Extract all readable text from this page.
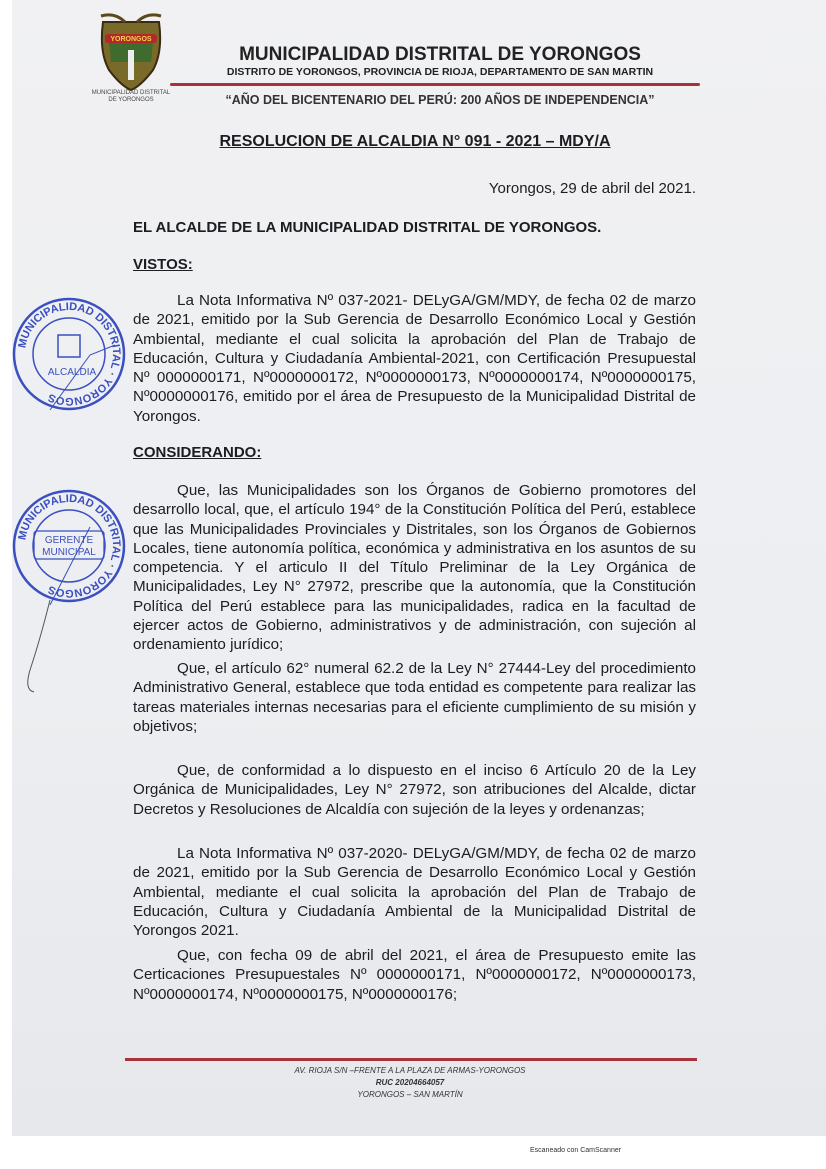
YORONGOS
MUNICIPALIDAD DISTRITAL DE YORONGOS
MUNICIPALIDAD DISTRITAL DE YORONGOS
DISTRITO DE YORONGOS, PROVINCIA DE RIOJA, DEPARTAMENTO DE SAN MARTIN
“AÑO DEL BICENTENARIO DEL PERÚ: 200 AÑOS DE INDEPENDENCIA”
RESOLUCION DE ALCALDIA N° 091 - 2021 – MDY/A
Yorongos, 29 de abril del 2021.
EL ALCALDE DE LA MUNICIPALIDAD DISTRITAL DE YORONGOS.
VISTOS:
La Nota Informativa Nº 037-2021- DELyGA/GM/MDY, de fecha 02 de marzo de 2021, emitido por la Sub Gerencia de Desarrollo Económico Local y Gestión Ambiental, mediante el cual solicita la aprobación del Plan de Trabajo de Educación, Cultura y Ciudadanía Ambiental-2021, con Certificación Presupuestal Nº 0000000171, Nº0000000172, Nº0000000173, Nº0000000174, Nº0000000175, Nº0000000176, emitido por el área de Presupuesto de la Municipalidad Distrital de Yorongos.
CONSIDERANDO:
Que, las Municipalidades son los Órganos de Gobierno promotores del desarrollo local, que, el artículo 194° de la Constitución Política del Perú, establece que las Municipalidades Provinciales y Distritales, son los Órganos de Gobiernos Locales, tiene autonomía política, económica y administrativa en los asuntos de su competencia. Y el articulo II del Título Preliminar de la Ley Orgánica de Municipalidades, Ley N° 27972, prescribe que la autonomía, que la Constitución Política del Perú establece para las municipalidades, radica en la facultad de ejercer actos de Gobierno, administrativos y de administración, con sujeción al ordenamiento jurídico;
Que, el artículo 62° numeral 62.2 de la Ley N° 27444-Ley del procedimiento Administrativo General, establece que toda entidad es competente para realizar las tareas materiales internas necesarias para el eficiente cumplimiento de su misión y objetivos;
Que, de conformidad a lo dispuesto en el inciso 6 Artículo 20 de la Ley Orgánica de Municipalidades, Ley N° 27972, son atribuciones del Alcalde, dictar Decretos y Resoluciones de Alcaldía con sujeción de la leyes y ordenanzas;
La Nota Informativa Nº 037-2020- DELyGA/GM/MDY, de fecha 02 de marzo de 2021, emitido por la Sub Gerencia de Desarrollo Económico Local y Gestión Ambiental, mediante el cual solicita la aprobación del Plan de Trabajo de Educación, Cultura y Ciudadanía Ambiental de la Municipalidad Distrital de Yorongos 2021.
Que, con fecha 09 de abril del 2021, el área de Presupuesto emite las Certicaciones Presupuestales Nº 0000000171, Nº0000000172, Nº0000000173, Nº0000000174, Nº0000000175, Nº0000000176;
MUNICIPALIDAD DISTRITAL · YORONGOS
ALCALDIA
MUNICIPALIDAD DISTRITAL · YORONGOS
GERENTE
MUNICIPAL
AV. RIOJA S/N –FRENTE A LA PLAZA DE ARMAS-YORONGOS
RUC 20204664057
YORONGOS – SAN MARTÍN
Escaneado con CamScanner
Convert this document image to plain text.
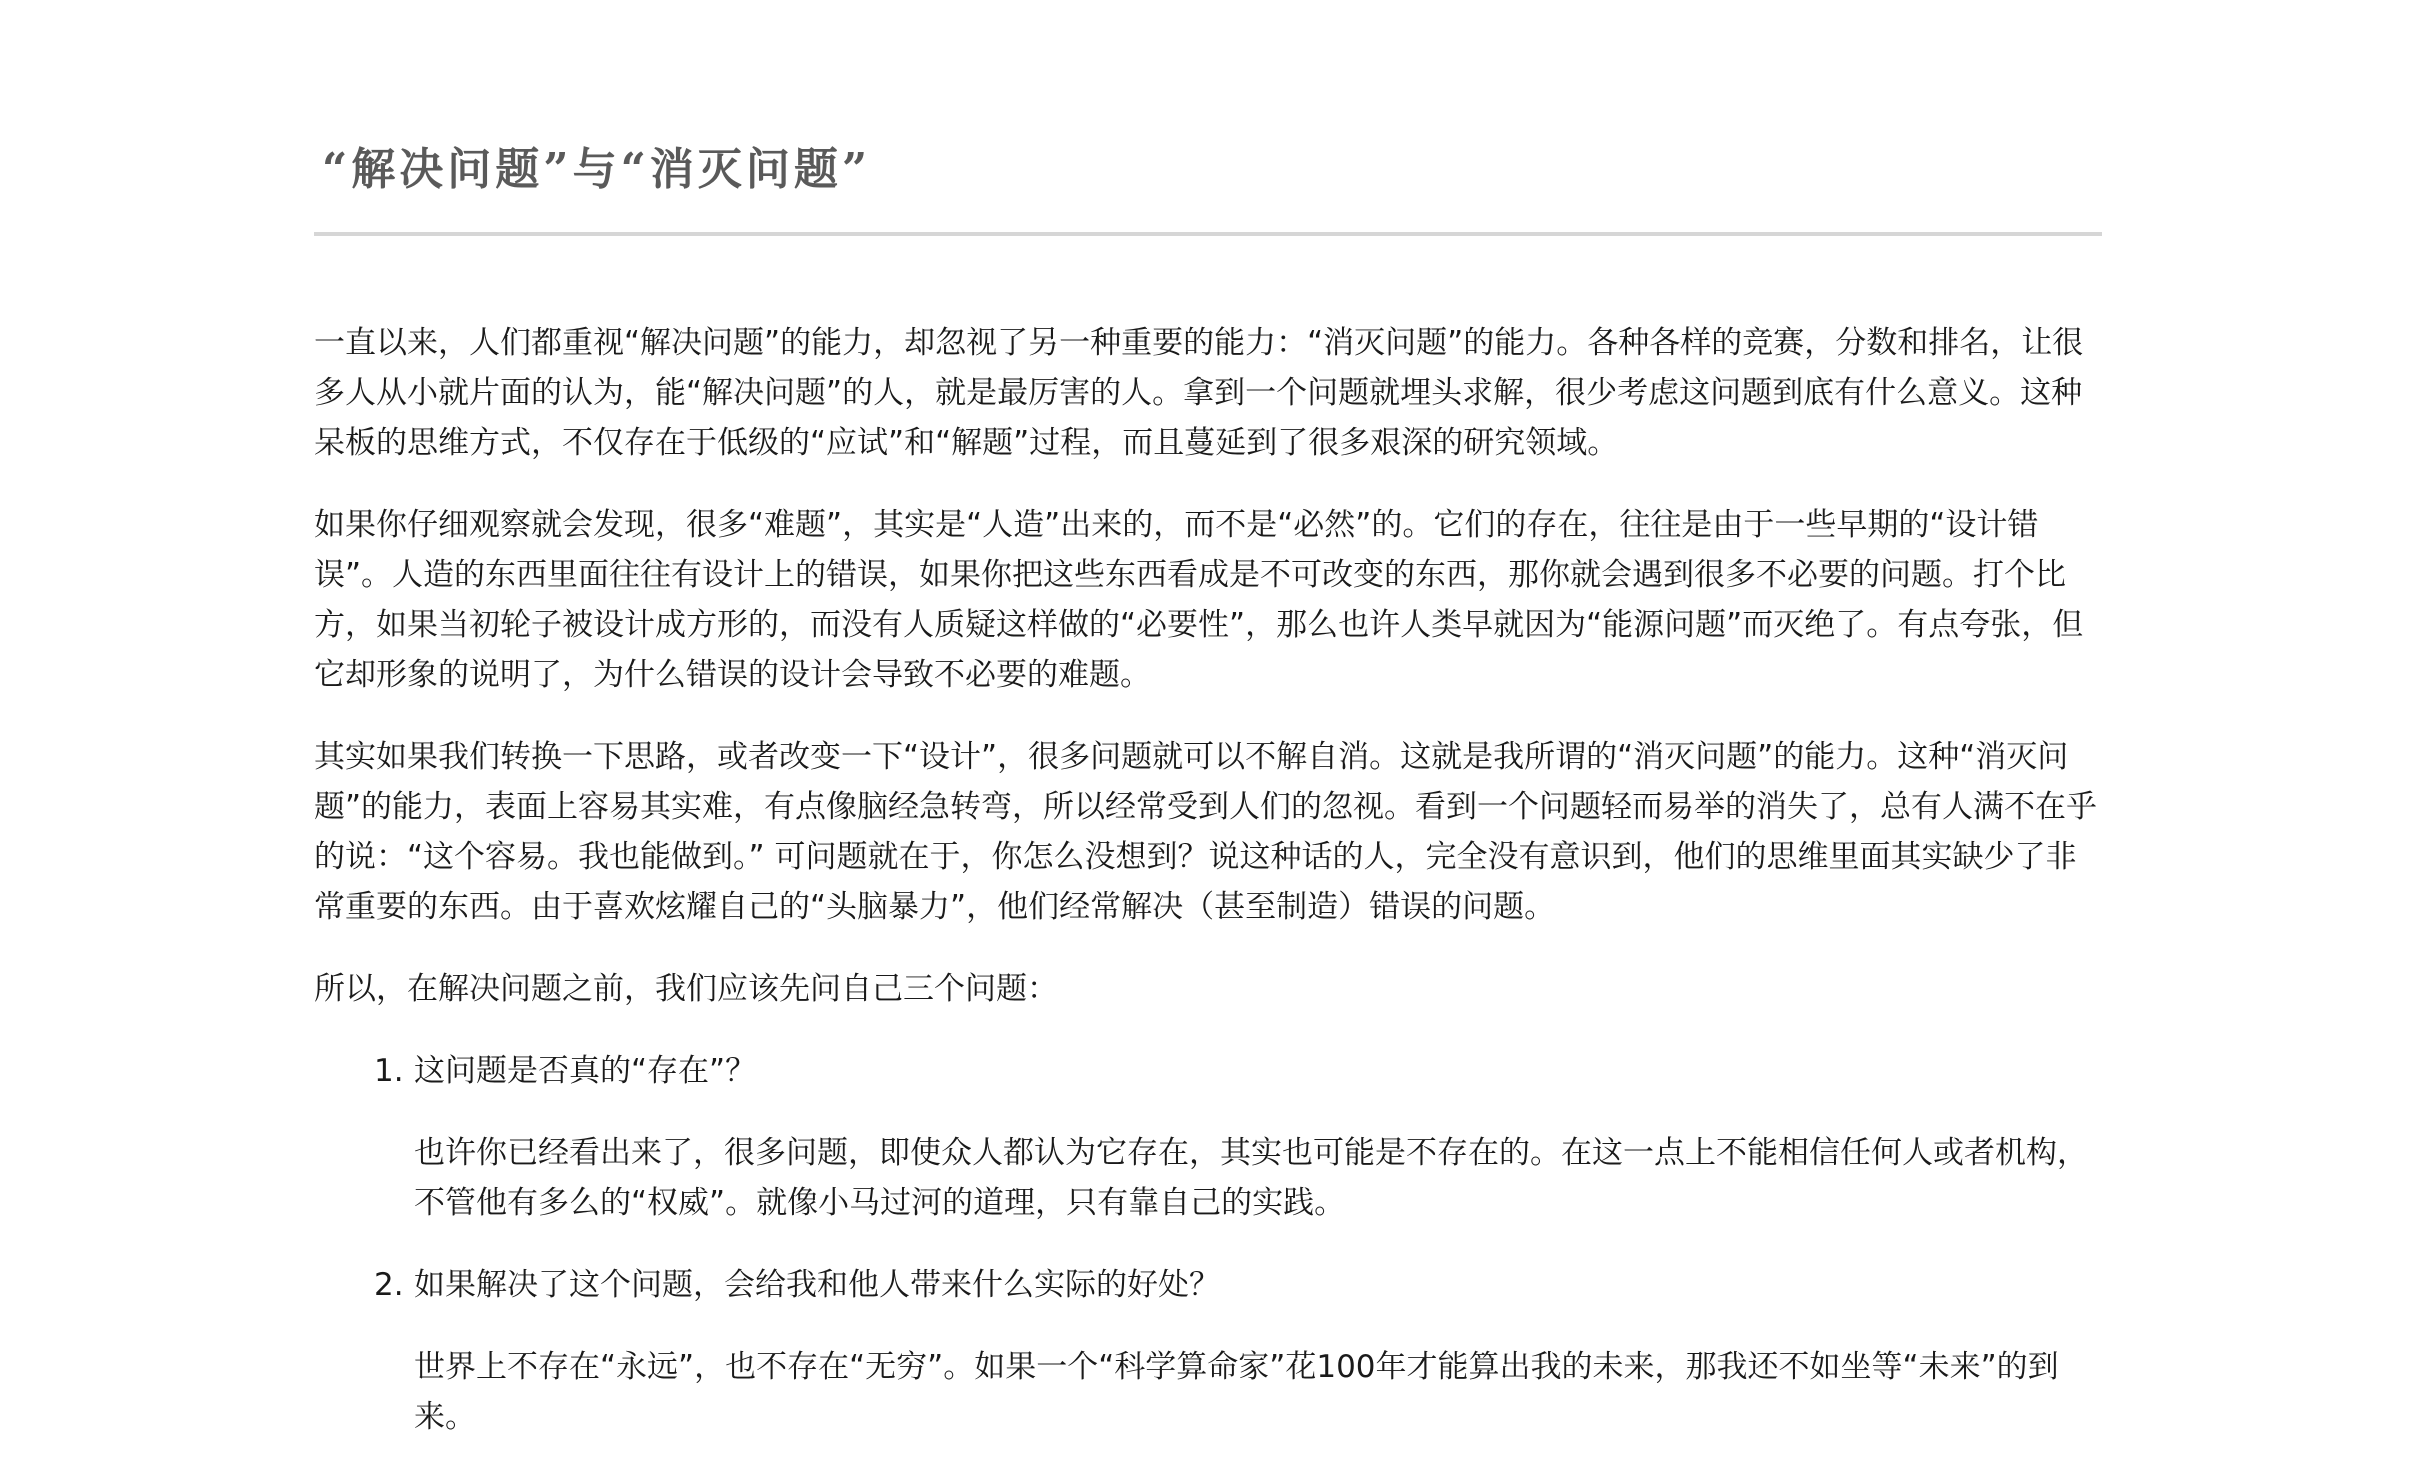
“解决问题”与“消灭问题”

一直以来，人们都重视“解决问题”的能力，却忽视了另一种重要的能力：“消灭问题”的能力。各种各样的竞赛，分数和排名，让很多人从小就片面的认为，能“解决问题”的人，就是最厉害的人。拿到一个问题就埋头求解，很少考虑这问题到底有什么意义。这种呆板的思维方式，不仅存在于低级的“应试”和“解题”过程，而且蔓延到了很多艰深的研究领域。

如果你仔细观察就会发现，很多“难题”，其实是“人造”出来的，而不是“必然”的。它们的存在，往往是由于一些早期的“设计错误”。人造的东西里面往往有设计上的错误，如果你把这些东西看成是不可改变的东西，那你就会遇到很多不必要的问题。打个比方，如果当初轮子被设计成方形的，而没有人质疑这样做的“必要性”，那么也许人类早就因为“能源问题”而灭绝了。有点夸张，但它却形象的说明了，为什么错误的设计会导致不必要的难题。

其实如果我们转换一下思路，或者改变一下“设计”，很多问题就可以不解自消。这就是我所谓的“消灭问题”的能力。这种“消灭问题”的能力，表面上容易其实难，有点像脑经急转弯，所以经常受到人们的忽视。看到一个问题轻而易举的消失了，总有人满不在乎的说：“这个容易。我也能做到。” 可问题就在于，你怎么没想到？说这种话的人，完全没有意识到，他们的思维里面其实缺少了非常重要的东西。由于喜欢炫耀自己的“头脑暴力”，他们经常解决（甚至制造）错误的问题。

所以，在解决问题之前，我们应该先问自己三个问题：

1. 这问题是否真的“存在”？

也许你已经看出来了，很多问题，即使众人都认为它存在，其实也可能是不存在的。在这一点上不能相信任何人或者机构，不管他有多么的“权威”。就像小马过河的道理，只有靠自己的实践。

2. 如果解决了这个问题，会给我和他人带来什么实际的好处？

世界上不存在“永远”，也不存在“无穷”。如果一个“科学算命家”花100年才能算出我的未来，那我还不如坐等“未来”的到来。
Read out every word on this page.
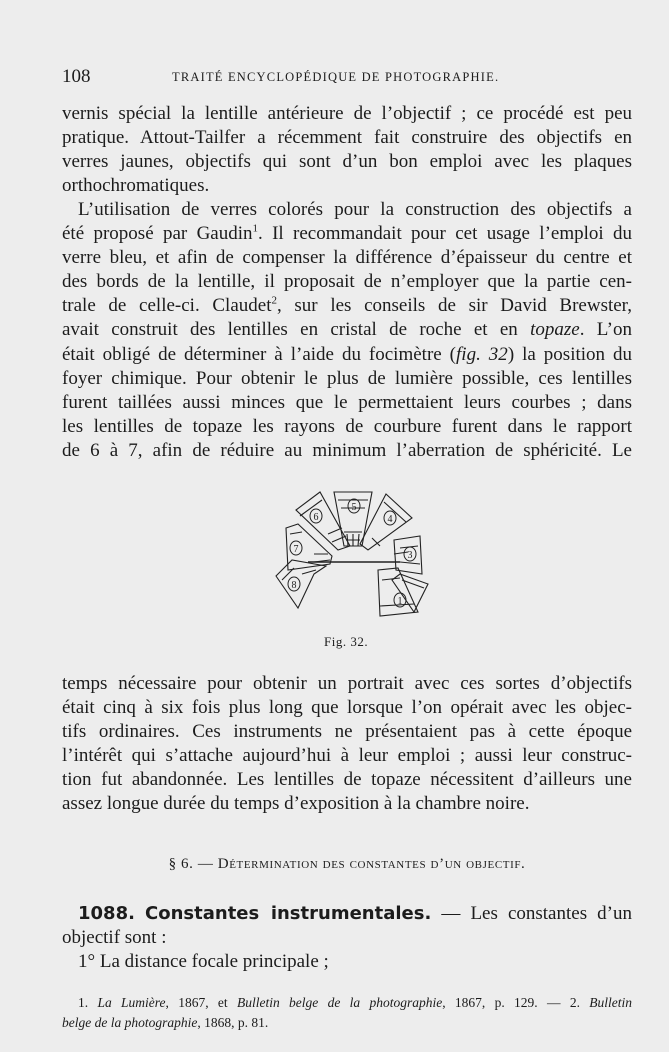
108	TRAITÉ ENCYCLOPÉDIQUE DE PHOTOGRAPHIE.
vernis spécial la lentille antérieure de l’objectif ; ce procédé est peu
pratique. Attout-Tailfer a récemment fait construire des objectifs en
verres jaunes, objectifs qui sont d’un bon emploi avec les plaques
orthochromatiques.
L’utilisation de verres colorés pour la construction des objectifs a
été proposé par Gaudin$^1$. Il recommandait pour cet usage l’emploi du
verre bleu, et afin de compenser la différence d’épaisseur du centre et
des bords de la lentille, il proposait de n’employer que la partie cen-
trale de celle-ci. Claudet$^2$, sur les conseils de sir David Brewster,
avait construit des lentilles en cristal de roche et en topaze. L’on
était obligé de déterminer à l’aide du focimètre (fig. 32) la position du
foyer chimique. Pour obtenir le plus de lumière possible, ces lentilles
furent taillées aussi minces que le permettaient leurs courbes ; dans
les lentilles de topaze les rayons de courbure furent dans le rapport
de 6 à 7, afin de réduire au minimum l’aberration de sphéricité. Le
5
6	4
7
3
8
1
Fig. 32.
temps nécessaire pour obtenir un portrait avec ces sortes d’objectifs
était cinq à six fois plus long que lorsque l’on opérait avec les objec-
tifs ordinaires. Ces instruments ne présentaient pas à cette époque
l’intérêt qui s’attache aujourd’hui à leur emploi ; aussi leur construc-
tion fut abandonnée. Les lentilles de topaze nécessitent d’ailleurs une
assez longue durée du temps d’exposition à la chambre noire.
§ 6. — Détermination des constantes d’un objectif.
1088. Constantes instrumentales. — Les constantes d’un
objectif sont :
1° La distance focale principale ;
1. La Lumière, 1867, et Bulletin belge de la photographie, 1867, p. 129. — 2. Bulletin
belge de la photographie, 1868, p. 81.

===============

Count how many lines include the string "aussi". Nothing but the number is needed.

2